Stored records:
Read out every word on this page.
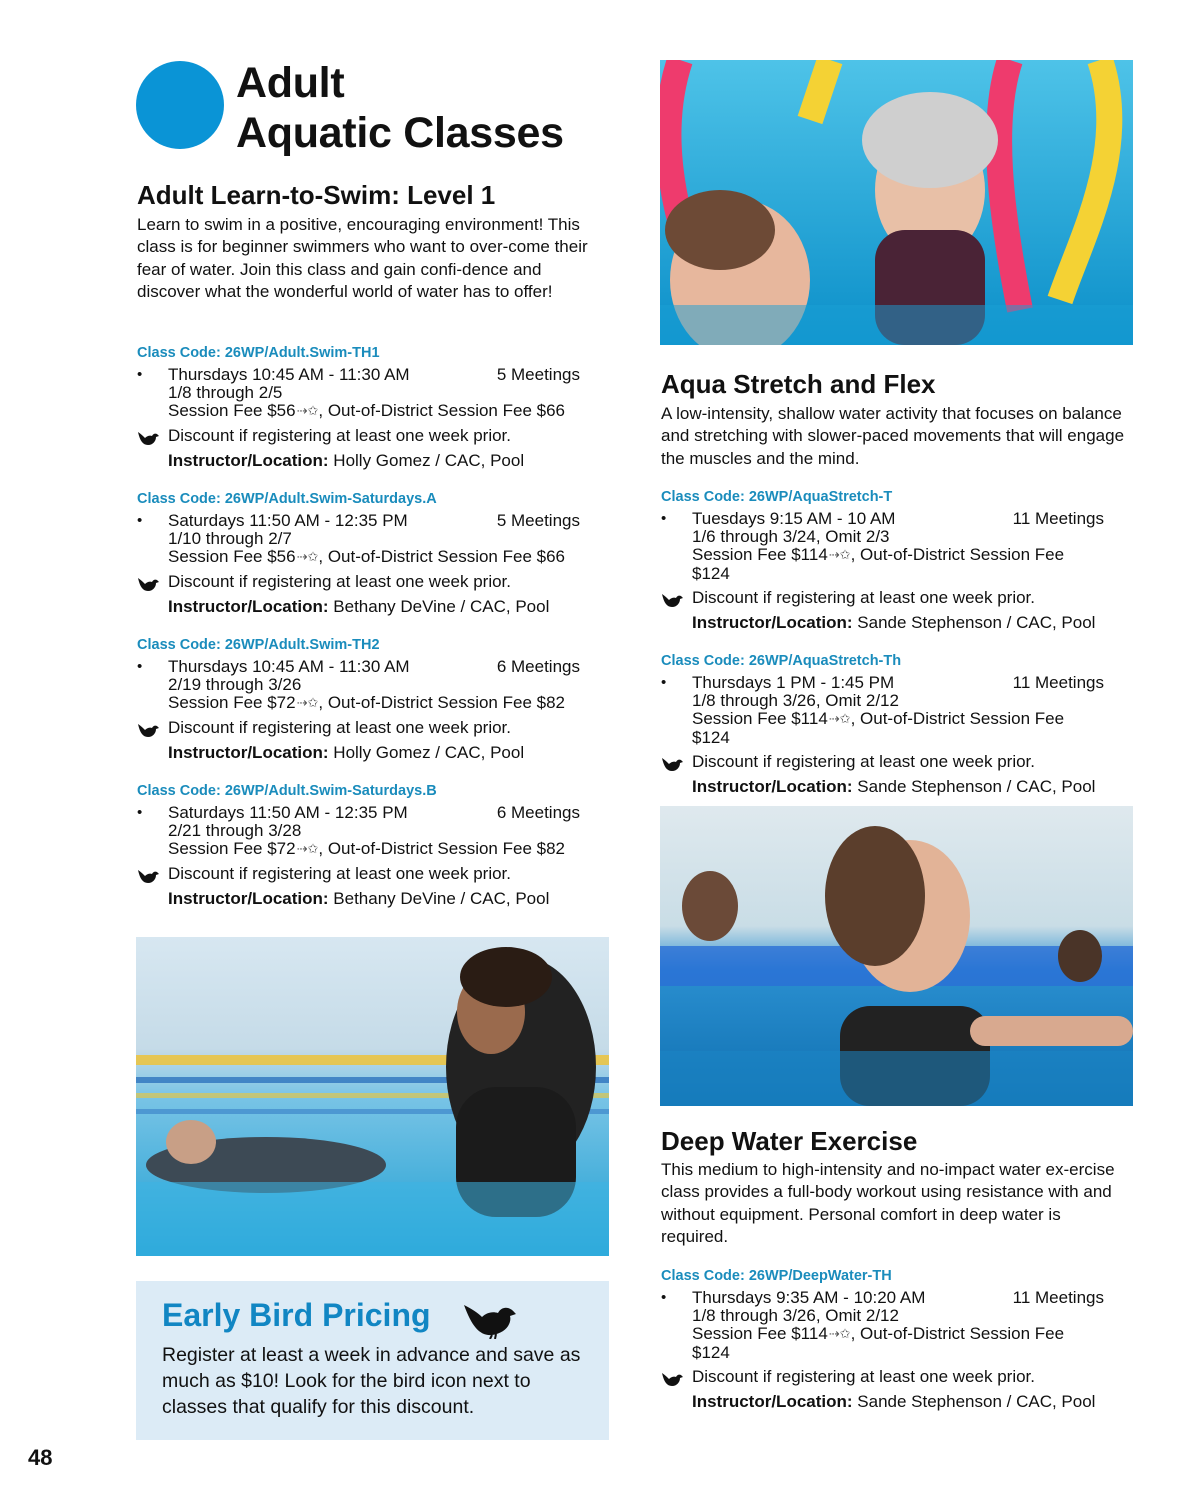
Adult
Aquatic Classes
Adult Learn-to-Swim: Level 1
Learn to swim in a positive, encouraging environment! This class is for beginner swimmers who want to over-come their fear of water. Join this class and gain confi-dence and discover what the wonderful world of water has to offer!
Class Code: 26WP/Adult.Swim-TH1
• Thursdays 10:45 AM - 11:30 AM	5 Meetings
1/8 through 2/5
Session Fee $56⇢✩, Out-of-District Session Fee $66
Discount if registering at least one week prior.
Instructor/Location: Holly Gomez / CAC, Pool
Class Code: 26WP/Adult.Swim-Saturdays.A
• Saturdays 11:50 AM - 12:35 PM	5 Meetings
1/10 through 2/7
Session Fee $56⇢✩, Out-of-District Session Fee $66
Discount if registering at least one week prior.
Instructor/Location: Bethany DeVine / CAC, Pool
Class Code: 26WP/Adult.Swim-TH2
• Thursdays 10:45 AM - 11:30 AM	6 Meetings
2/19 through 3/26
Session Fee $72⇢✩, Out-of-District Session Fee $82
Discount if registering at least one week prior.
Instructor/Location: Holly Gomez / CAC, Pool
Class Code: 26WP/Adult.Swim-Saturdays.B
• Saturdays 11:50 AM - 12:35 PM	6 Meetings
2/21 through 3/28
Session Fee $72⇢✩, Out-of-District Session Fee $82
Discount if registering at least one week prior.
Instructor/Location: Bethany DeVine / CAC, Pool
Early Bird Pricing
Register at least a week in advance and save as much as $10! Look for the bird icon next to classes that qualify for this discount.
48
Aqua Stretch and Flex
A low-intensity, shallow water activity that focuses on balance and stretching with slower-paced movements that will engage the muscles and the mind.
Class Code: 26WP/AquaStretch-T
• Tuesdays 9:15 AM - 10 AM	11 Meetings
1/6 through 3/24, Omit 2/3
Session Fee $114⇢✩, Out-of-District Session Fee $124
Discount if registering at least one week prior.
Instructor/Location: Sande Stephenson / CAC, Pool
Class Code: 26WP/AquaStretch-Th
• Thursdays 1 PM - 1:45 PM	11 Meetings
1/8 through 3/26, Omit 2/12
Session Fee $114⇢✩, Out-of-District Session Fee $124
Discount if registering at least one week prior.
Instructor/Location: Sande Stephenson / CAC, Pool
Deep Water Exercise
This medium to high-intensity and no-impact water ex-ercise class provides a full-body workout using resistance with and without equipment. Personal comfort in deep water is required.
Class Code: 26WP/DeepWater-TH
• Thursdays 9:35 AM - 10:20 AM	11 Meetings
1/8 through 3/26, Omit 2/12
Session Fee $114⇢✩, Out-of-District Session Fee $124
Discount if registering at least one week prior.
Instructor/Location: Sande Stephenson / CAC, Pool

Task prompt:
Output the material word for word, omitting its pictures.

Exercise solution:
Read out every word on this page.
Adult
Aquatic Classes
Adult Learn-to-Swim: Level 1
Learn to swim in a positive, encouraging environment! This class is for beginner swimmers who want to over-come their fear of water. Join this class and gain confi-dence and discover what the wonderful world of water has to offer!
Class Code: 26WP/Adult.Swim-TH1
• Thursdays 10:45 AM - 11:30 AM	5 Meetings
1/8 through 2/5
Session Fee $56⇢✩, Out-of-District Session Fee $66
Discount if registering at least one week prior.
Instructor/Location: Holly Gomez / CAC, Pool
Class Code: 26WP/Adult.Swim-Saturdays.A
• Saturdays 11:50 AM - 12:35 PM	5 Meetings
1/10 through 2/7
Session Fee $56⇢✩, Out-of-District Session Fee $66
Discount if registering at least one week prior.
Instructor/Location: Bethany DeVine / CAC, Pool
Class Code: 26WP/Adult.Swim-TH2
• Thursdays 10:45 AM - 11:30 AM	6 Meetings
2/19 through 3/26
Session Fee $72⇢✩, Out-of-District Session Fee $82
Discount if registering at least one week prior.
Instructor/Location: Holly Gomez / CAC, Pool
Class Code: 26WP/Adult.Swim-Saturdays.B
• Saturdays 11:50 AM - 12:35 PM	6 Meetings
2/21 through 3/28
Session Fee $72⇢✩, Out-of-District Session Fee $82
Discount if registering at least one week prior.
Instructor/Location: Bethany DeVine / CAC, Pool
Early Bird Pricing
Register at least a week in advance and save as much as $10! Look for the bird icon next to classes that qualify for this discount.
48
Aqua Stretch and Flex
A low-intensity, shallow water activity that focuses on balance and stretching with slower-paced movements that will engage the muscles and the mind.
Class Code: 26WP/AquaStretch-T
• Tuesdays 9:15 AM - 10 AM	11 Meetings
1/6 through 3/24, Omit 2/3
Session Fee $114⇢✩, Out-of-District Session Fee $124
Discount if registering at least one week prior.
Instructor/Location: Sande Stephenson / CAC, Pool
Class Code: 26WP/AquaStretch-Th
• Thursdays 1 PM - 1:45 PM	11 Meetings
1/8 through 3/26, Omit 2/12
Session Fee $114⇢✩, Out-of-District Session Fee $124
Discount if registering at least one week prior.
Instructor/Location: Sande Stephenson / CAC, Pool
Deep Water Exercise
This medium to high-intensity and no-impact water ex-ercise class provides a full-body workout using resistance with and without equipment. Personal comfort in deep water is required.
Class Code: 26WP/DeepWater-TH
• Thursdays 9:35 AM - 10:20 AM	11 Meetings
1/8 through 3/26, Omit 2/12
Session Fee $114⇢✩, Out-of-District Session Fee $124
Discount if registering at least one week prior.
Instructor/Location: Sande Stephenson / CAC, Pool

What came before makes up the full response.